* **DATA ENTRIES**:
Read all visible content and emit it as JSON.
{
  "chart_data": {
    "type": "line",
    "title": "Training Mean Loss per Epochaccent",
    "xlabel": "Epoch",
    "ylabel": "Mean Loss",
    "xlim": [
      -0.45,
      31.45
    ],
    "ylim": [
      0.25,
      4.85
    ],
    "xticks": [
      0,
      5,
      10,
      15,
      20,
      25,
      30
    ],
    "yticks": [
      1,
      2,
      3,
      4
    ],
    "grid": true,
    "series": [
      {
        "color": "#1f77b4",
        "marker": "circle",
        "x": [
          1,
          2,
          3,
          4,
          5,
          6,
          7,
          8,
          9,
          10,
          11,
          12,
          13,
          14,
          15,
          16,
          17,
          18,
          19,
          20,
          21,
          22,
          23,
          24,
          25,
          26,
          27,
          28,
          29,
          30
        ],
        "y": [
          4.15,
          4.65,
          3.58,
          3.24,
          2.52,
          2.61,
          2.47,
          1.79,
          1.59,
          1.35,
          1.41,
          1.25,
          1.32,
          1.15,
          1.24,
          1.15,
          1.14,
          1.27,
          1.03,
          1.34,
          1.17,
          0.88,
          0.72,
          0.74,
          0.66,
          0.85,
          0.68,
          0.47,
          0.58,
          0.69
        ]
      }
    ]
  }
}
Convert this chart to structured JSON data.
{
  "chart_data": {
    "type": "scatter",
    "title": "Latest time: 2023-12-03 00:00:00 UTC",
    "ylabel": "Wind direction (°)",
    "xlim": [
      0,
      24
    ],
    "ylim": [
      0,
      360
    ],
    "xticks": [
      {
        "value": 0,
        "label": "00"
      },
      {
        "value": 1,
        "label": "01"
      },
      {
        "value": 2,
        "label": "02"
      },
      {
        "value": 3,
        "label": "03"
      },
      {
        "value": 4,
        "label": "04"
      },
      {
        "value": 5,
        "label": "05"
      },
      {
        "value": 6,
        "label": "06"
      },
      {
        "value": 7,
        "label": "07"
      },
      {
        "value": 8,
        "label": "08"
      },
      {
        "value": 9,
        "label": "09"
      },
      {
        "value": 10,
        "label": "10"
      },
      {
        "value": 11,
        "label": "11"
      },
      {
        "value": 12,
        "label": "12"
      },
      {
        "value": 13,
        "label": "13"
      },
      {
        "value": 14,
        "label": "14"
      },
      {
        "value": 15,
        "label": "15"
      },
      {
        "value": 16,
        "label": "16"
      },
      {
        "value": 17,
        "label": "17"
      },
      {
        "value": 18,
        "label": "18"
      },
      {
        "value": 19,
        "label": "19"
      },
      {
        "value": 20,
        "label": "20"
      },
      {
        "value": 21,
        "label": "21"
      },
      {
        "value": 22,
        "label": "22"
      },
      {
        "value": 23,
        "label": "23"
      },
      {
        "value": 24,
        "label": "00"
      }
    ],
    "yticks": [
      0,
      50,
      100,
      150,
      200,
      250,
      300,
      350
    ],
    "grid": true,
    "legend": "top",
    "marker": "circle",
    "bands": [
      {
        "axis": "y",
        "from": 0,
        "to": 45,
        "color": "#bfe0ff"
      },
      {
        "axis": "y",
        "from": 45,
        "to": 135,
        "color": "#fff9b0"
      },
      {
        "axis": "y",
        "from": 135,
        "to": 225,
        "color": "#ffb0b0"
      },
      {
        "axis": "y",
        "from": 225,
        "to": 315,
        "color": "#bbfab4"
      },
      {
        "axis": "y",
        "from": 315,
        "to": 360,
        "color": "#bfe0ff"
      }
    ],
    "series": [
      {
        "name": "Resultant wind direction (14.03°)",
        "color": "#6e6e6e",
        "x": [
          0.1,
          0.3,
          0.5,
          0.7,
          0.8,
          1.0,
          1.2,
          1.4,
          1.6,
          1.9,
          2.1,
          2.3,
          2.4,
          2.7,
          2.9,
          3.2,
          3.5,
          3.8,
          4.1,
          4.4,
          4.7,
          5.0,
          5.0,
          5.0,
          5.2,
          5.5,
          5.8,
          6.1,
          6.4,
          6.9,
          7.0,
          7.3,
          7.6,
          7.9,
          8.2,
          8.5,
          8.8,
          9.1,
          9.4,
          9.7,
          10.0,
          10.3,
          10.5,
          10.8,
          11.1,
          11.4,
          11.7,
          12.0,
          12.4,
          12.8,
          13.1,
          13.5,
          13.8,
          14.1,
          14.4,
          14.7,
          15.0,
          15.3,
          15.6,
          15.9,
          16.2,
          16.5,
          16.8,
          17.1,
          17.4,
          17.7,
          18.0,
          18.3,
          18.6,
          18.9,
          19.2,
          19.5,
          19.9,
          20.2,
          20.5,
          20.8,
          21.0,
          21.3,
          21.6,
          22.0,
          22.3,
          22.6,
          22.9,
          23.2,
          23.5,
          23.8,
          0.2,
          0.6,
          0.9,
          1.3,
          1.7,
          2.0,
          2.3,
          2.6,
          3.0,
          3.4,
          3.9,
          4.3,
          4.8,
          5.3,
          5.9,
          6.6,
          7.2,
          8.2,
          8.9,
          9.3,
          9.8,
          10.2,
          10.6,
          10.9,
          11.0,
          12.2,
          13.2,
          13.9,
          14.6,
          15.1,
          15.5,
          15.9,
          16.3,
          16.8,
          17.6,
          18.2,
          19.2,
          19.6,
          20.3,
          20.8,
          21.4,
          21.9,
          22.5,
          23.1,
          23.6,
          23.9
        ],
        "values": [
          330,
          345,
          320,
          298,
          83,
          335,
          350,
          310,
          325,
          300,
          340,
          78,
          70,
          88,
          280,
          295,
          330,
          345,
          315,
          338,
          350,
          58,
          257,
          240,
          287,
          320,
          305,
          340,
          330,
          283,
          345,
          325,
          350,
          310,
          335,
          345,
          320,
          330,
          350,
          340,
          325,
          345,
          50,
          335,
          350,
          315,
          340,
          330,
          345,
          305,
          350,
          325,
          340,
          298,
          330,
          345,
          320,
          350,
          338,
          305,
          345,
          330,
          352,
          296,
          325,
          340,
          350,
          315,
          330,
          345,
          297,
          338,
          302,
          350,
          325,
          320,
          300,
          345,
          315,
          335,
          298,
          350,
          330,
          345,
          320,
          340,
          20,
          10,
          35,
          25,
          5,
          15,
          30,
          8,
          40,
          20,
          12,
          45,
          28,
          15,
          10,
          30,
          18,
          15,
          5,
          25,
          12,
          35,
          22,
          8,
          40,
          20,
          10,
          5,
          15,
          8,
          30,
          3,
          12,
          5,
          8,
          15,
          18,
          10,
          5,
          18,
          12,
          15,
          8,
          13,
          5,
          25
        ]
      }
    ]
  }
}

* **PROBLEM DETAILS**: Copy down every line of the entries containing the word "direction".

* **SOLUTION TO THIS EXERCISE**:
    "ylabel": "Wind direction (°)",
        "name": "Resultant wind direction (14.03°)",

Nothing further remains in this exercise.